* **Do this**: Scan the material for the word "What", and copy each line where it shows up.

Figure contents as structured data:
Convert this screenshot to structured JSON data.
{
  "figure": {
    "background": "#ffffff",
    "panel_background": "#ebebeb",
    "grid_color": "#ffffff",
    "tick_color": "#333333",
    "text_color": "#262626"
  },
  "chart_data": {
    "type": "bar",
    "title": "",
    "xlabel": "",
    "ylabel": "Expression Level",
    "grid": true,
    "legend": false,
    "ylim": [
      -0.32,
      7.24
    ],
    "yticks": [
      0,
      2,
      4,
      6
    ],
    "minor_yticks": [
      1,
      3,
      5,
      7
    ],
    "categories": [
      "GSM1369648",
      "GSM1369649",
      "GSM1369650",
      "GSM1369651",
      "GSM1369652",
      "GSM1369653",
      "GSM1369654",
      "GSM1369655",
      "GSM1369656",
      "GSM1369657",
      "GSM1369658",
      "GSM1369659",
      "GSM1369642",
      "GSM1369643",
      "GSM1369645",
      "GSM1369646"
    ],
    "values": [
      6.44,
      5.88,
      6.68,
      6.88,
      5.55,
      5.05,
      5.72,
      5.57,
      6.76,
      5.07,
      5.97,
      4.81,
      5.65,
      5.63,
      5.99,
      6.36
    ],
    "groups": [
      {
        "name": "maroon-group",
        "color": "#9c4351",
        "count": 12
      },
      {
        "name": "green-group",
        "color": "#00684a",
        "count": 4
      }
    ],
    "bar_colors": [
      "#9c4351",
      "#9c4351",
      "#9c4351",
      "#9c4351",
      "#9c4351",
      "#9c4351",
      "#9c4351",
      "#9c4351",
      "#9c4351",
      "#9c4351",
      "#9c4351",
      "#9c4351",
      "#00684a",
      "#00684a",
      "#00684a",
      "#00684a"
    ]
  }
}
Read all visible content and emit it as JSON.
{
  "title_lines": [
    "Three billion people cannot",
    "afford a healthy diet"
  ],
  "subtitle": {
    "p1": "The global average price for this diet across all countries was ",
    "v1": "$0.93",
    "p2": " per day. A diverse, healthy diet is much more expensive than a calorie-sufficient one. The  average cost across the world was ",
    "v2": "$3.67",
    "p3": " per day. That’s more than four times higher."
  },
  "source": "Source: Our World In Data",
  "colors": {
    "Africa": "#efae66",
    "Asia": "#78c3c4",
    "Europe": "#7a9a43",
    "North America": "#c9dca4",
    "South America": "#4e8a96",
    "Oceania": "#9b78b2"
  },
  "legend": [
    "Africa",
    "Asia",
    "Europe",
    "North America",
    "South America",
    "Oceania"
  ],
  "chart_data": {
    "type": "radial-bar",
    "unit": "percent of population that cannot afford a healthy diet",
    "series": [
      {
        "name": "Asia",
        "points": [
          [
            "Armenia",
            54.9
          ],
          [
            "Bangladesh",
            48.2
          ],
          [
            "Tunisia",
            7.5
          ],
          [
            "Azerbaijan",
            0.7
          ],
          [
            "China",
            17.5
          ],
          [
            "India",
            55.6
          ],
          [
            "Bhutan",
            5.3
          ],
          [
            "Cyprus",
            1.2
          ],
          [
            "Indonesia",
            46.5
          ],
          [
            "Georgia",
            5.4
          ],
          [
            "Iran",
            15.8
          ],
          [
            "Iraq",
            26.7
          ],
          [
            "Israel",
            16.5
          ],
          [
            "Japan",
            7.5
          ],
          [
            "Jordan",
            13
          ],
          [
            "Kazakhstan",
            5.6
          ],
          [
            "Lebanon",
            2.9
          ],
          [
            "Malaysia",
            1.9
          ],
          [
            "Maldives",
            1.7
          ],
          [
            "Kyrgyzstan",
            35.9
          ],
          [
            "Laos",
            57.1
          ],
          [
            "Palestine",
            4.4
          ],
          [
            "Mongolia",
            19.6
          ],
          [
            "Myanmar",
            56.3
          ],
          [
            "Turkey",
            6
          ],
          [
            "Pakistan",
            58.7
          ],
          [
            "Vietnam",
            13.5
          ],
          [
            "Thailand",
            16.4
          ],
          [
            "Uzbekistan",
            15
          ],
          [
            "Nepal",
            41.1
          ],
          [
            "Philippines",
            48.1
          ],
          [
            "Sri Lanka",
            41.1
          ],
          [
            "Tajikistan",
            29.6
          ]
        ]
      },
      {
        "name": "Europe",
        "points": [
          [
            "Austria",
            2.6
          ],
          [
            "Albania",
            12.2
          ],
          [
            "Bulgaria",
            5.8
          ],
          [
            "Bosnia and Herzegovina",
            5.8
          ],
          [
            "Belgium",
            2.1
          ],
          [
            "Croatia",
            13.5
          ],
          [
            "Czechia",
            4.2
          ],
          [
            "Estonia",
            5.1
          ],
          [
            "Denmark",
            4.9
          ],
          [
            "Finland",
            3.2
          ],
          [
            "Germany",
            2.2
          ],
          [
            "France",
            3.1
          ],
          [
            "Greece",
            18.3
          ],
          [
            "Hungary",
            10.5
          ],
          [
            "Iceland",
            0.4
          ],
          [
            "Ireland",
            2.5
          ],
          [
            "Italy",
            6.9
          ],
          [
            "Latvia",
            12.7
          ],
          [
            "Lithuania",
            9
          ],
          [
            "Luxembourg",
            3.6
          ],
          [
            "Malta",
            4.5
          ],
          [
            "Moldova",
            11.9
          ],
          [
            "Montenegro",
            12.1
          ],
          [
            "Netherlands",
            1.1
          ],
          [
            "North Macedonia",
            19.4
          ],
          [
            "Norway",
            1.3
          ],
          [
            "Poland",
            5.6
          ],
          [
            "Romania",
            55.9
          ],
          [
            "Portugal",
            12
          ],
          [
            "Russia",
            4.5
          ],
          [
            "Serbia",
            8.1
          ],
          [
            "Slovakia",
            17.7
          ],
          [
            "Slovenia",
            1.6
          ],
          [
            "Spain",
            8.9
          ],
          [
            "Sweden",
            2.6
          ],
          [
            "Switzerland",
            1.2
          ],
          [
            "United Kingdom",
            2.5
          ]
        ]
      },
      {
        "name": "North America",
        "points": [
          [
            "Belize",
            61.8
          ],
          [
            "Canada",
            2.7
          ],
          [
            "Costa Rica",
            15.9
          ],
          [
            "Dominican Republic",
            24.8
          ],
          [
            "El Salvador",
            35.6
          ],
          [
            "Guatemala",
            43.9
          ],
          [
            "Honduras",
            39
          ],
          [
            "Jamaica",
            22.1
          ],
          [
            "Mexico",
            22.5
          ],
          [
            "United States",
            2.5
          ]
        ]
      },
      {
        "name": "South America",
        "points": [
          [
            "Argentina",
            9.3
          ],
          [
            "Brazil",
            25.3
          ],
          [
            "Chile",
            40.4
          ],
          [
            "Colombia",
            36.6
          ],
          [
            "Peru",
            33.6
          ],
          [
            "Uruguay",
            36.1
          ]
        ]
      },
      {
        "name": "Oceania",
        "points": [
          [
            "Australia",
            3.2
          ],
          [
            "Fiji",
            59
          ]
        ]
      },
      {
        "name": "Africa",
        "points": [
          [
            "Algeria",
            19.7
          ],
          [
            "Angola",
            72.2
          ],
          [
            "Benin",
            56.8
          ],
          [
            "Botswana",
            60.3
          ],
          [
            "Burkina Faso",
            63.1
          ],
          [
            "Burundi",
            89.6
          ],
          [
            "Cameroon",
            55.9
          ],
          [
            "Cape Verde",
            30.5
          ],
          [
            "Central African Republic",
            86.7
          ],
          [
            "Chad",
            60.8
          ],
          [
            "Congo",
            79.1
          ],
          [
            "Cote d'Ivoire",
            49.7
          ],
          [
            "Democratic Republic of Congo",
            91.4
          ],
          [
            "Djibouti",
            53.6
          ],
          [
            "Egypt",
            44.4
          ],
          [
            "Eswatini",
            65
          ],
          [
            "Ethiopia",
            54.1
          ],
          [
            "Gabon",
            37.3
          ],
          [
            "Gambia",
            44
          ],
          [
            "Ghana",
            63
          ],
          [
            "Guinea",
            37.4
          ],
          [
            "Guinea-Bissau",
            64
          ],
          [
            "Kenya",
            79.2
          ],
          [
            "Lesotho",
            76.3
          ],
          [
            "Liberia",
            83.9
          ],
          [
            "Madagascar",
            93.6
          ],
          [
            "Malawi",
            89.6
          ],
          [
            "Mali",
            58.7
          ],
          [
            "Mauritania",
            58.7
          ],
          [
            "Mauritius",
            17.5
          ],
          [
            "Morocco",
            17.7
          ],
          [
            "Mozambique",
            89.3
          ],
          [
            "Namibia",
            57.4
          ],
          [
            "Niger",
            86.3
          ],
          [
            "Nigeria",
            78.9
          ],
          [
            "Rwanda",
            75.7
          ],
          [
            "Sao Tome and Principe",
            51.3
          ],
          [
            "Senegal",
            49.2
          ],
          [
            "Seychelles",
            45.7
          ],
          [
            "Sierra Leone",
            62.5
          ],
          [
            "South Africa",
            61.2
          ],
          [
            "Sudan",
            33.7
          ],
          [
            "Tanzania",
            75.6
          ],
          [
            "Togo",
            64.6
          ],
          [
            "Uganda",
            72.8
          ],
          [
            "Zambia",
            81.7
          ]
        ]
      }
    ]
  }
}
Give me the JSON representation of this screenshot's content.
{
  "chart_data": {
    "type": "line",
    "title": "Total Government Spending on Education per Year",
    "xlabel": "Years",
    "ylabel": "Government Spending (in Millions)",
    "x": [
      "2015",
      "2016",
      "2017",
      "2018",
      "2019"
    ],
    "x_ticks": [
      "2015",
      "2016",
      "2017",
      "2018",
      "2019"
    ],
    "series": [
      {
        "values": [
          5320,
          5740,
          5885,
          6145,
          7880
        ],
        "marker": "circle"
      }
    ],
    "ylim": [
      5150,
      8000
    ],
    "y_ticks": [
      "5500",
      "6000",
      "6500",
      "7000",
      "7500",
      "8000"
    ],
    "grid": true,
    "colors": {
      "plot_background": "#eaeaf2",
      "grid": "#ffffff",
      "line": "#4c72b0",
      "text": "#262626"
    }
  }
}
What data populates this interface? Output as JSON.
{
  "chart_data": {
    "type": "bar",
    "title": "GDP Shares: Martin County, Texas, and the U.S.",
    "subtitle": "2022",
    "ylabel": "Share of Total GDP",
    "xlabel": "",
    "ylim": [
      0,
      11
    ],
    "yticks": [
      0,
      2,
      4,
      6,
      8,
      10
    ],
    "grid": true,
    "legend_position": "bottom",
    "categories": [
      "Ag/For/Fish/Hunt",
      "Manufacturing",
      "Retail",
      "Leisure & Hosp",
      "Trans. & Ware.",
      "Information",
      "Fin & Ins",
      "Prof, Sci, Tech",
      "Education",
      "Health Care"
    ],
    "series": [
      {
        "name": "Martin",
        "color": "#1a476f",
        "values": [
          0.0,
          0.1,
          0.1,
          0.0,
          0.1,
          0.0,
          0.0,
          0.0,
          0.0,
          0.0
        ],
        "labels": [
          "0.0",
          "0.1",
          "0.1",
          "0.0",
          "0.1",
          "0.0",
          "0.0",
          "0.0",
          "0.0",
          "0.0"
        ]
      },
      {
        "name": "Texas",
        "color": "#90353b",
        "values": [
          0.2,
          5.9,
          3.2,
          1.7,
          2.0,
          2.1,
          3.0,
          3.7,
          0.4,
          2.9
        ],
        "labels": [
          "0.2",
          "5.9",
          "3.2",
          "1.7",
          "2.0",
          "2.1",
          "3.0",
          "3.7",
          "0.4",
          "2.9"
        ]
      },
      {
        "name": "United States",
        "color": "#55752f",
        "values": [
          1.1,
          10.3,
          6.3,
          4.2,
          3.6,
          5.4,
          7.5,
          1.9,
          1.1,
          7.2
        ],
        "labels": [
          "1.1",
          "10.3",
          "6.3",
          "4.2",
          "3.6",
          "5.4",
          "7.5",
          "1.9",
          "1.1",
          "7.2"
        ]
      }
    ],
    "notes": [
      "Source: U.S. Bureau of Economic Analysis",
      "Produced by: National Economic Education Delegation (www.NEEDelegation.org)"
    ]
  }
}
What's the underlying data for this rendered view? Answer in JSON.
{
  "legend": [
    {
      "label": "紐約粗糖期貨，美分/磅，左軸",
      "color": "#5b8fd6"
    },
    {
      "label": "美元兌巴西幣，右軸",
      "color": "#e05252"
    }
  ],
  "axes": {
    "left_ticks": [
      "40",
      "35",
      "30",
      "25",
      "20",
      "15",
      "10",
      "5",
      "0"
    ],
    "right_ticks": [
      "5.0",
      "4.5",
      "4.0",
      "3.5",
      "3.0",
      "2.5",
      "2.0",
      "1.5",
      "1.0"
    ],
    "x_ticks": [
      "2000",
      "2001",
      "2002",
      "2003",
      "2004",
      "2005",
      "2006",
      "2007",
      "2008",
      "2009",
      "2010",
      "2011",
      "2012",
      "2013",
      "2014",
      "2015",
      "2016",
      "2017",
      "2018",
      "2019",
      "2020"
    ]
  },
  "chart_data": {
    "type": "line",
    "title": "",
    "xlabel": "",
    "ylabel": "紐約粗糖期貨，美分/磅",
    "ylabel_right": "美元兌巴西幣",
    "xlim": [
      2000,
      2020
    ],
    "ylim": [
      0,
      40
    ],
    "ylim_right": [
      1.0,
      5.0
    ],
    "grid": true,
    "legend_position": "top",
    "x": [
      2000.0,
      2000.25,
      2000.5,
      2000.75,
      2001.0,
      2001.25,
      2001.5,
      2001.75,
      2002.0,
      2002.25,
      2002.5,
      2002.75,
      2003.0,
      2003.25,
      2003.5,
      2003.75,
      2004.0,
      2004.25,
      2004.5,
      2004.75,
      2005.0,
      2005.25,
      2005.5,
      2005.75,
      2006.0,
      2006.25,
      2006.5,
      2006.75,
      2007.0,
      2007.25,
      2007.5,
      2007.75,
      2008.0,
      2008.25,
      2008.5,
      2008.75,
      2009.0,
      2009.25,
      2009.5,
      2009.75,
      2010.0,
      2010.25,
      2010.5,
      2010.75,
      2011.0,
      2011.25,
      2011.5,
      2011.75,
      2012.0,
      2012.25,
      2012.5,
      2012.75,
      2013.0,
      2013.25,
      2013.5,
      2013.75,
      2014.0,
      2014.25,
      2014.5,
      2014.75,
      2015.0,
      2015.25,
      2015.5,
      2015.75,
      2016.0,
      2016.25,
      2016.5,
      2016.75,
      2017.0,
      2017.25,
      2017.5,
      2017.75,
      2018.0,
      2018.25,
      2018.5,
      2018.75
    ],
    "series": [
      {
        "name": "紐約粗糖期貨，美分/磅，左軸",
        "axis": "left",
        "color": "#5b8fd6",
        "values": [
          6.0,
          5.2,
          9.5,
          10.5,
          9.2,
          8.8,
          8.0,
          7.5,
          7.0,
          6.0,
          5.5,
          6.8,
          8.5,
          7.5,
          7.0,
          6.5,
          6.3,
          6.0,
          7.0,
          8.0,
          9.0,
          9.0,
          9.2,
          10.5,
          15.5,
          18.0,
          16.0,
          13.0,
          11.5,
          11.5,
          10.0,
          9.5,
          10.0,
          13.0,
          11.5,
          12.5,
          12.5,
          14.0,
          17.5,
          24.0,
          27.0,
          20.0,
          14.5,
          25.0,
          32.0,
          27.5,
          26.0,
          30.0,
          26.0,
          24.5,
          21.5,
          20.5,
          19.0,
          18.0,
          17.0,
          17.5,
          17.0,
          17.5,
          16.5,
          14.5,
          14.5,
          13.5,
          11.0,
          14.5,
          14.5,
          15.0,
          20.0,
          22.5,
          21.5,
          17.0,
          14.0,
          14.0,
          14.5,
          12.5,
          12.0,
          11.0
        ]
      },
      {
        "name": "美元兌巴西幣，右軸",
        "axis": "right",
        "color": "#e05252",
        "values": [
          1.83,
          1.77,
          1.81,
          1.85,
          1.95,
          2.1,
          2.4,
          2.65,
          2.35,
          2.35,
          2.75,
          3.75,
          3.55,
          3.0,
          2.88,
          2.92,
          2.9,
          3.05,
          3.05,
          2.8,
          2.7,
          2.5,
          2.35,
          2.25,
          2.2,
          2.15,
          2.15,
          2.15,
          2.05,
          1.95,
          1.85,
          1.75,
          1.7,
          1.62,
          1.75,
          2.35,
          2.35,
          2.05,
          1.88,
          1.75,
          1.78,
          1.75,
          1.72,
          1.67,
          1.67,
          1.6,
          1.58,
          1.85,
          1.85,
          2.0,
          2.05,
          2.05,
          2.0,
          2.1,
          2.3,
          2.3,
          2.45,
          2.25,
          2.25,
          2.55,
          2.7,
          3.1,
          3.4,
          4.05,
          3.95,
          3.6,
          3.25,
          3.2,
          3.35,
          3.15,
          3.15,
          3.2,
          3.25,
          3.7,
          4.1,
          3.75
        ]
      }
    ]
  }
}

* **Output below**:
What data populates this interface? Output as JSON.
What's the underlying data for this rendered view? Answer in JSON.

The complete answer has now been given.